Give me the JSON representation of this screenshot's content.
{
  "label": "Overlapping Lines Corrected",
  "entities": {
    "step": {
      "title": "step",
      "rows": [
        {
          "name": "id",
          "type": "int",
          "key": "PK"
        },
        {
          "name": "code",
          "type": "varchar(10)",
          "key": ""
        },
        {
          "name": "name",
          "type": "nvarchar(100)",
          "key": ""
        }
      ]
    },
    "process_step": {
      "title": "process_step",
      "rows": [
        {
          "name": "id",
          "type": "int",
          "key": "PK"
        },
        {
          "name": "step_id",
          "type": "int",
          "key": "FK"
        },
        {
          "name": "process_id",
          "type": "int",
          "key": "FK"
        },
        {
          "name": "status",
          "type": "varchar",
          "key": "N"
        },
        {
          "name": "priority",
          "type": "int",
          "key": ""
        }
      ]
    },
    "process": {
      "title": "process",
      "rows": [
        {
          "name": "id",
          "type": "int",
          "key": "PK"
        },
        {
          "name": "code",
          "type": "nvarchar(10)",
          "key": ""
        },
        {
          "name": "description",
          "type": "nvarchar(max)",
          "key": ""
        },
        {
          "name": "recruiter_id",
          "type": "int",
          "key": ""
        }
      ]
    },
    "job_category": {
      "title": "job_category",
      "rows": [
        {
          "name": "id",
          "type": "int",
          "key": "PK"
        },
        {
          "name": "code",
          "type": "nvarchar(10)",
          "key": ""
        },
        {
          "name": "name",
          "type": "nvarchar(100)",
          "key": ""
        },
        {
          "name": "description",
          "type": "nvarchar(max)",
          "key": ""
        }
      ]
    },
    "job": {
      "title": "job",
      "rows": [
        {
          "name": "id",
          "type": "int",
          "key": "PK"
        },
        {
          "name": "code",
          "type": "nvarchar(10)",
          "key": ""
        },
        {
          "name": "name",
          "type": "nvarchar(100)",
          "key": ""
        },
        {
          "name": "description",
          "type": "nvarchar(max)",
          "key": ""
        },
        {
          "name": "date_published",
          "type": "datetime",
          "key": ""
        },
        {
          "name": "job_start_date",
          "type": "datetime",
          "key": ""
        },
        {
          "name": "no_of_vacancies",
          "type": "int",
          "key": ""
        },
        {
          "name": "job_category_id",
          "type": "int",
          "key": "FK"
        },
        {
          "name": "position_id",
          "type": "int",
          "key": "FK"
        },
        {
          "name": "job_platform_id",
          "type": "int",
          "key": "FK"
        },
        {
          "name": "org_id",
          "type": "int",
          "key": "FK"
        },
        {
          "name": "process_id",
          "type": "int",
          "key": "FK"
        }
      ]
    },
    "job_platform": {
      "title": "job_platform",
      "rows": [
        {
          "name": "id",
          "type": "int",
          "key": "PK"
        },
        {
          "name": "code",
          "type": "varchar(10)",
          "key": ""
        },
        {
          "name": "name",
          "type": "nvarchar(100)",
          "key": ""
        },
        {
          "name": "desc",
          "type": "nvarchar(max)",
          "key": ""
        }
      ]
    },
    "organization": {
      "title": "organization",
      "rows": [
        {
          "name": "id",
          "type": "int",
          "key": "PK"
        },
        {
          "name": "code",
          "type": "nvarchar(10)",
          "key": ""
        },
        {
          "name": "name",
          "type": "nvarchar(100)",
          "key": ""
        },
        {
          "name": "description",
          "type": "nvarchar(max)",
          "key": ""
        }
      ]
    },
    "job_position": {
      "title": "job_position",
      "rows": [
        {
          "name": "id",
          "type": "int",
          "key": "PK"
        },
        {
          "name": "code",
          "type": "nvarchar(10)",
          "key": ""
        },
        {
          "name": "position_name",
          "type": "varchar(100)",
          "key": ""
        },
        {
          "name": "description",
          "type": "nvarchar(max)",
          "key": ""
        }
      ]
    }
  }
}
---+---
■ **WRITTEN REQUEST**
Transcribe every entry exactly.

■ **TASK ANSWER**
Give me the JSON representation of this screenshot's content.
{
  "label": "Overlapping Lines Corrected",
  "entities": {
    "step": {
      "title": "step",
      "rows": [
        {
          "name": "id",
          "type": "int",
          "key": "PK"
        },
        {
          "name": "code",
          "type": "varchar(10)",
          "key": ""
        },
        {
          "name": "name",
          "type": "nvarchar(100)",
          "key": ""
        }
      ]
    },
    "process_step": {
      "title": "process_step",
      "rows": [
        {
          "name": "id",
          "type": "int",
          "key": "PK"
        },
        {
          "name": "step_id",
          "type": "int",
          "key": "FK"
        },
        {
          "name": "process_id",
          "type": "int",
          "key": "FK"
        },
        {
          "name": "status",
          "type": "varchar",
          "key": "N"
        },
        {
          "name": "priority",
          "type": "int",
          "key": ""
        }
      ]
    },
    "process": {
      "title": "process",
      "rows": [
        {
          "name": "id",
          "type": "int",
          "key": "PK"
        },
        {
          "name": "code",
          "type": "nvarchar(10)",
          "key": ""
        },
        {
          "name": "description",
          "type": "nvarchar(max)",
          "key": ""
        },
        {
          "name": "recruiter_id",
          "type": "int",
          "key": ""
        }
      ]
    },
    "job_category": {
      "title": "job_category",
      "rows": [
        {
          "name": "id",
          "type": "int",
          "key": "PK"
        },
        {
          "name": "code",
          "type": "nvarchar(10)",
          "key": ""
        },
        {
          "name": "name",
          "type": "nvarchar(100)",
          "key": ""
        },
        {
          "name": "description",
          "type": "nvarchar(max)",
          "key": ""
        }
      ]
    },
    "job": {
      "title": "job",
      "rows": [
        {
          "name": "id",
          "type": "int",
          "key": "PK"
        },
        {
          "name": "code",
          "type": "nvarchar(10)",
          "key": ""
        },
        {
          "name": "name",
          "type": "nvarchar(100)",
          "key": ""
        },
        {
          "name": "description",
          "type": "nvarchar(max)",
          "key": ""
        },
        {
          "name": "date_published",
          "type": "datetime",
          "key": ""
        },
        {
          "name": "job_start_date",
          "type": "datetime",
          "key": ""
        },
        {
          "name": "no_of_vacancies",
          "type": "int",
          "key": ""
        },
        {
          "name": "job_category_id",
          "type": "int",
          "key": "FK"
        },
        {
          "name": "position_id",
          "type": "int",
          "key": "FK"
        },
        {
          "name": "job_platform_id",
          "type": "int",
          "key": "FK"
        },
        {
          "name": "org_id",
          "type": "int",
          "key": "FK"
        },
        {
          "name": "process_id",
          "type": "int",
          "key": "FK"
        }
      ]
    },
    "job_platform": {
      "title": "job_platform",
      "rows": [
        {
          "name": "id",
          "type": "int",
          "key": "PK"
        },
        {
          "name": "code",
          "type": "varchar(10)",
          "key": ""
        },
        {
          "name": "name",
          "type": "nvarchar(100)",
          "key": ""
        },
        {
          "name": "desc",
          "type": "nvarchar(max)",
          "key": ""
        }
      ]
    },
    "organization": {
      "title": "organization",
      "rows": [
        {
          "name": "id",
          "type": "int",
          "key": "PK"
        },
        {
          "name": "code",
          "type": "nvarchar(10)",
          "key": ""
        },
        {
          "name": "name",
          "type": "nvarchar(100)",
          "key": ""
        },
        {
          "name": "description",
          "type": "nvarchar(max)",
          "key": ""
        }
      ]
    },
    "job_position": {
      "title": "job_position",
      "rows": [
        {
          "name": "id",
          "type": "int",
          "key": "PK"
        },
        {
          "name": "code",
          "type": "nvarchar(10)",
          "key": ""
        },
        {
          "name": "position_name",
          "type": "varchar(100)",
          "key": ""
        },
        {
          "name": "description",
          "type": "nvarchar(max)",
          "key": ""
        }
      ]
    }
  }
}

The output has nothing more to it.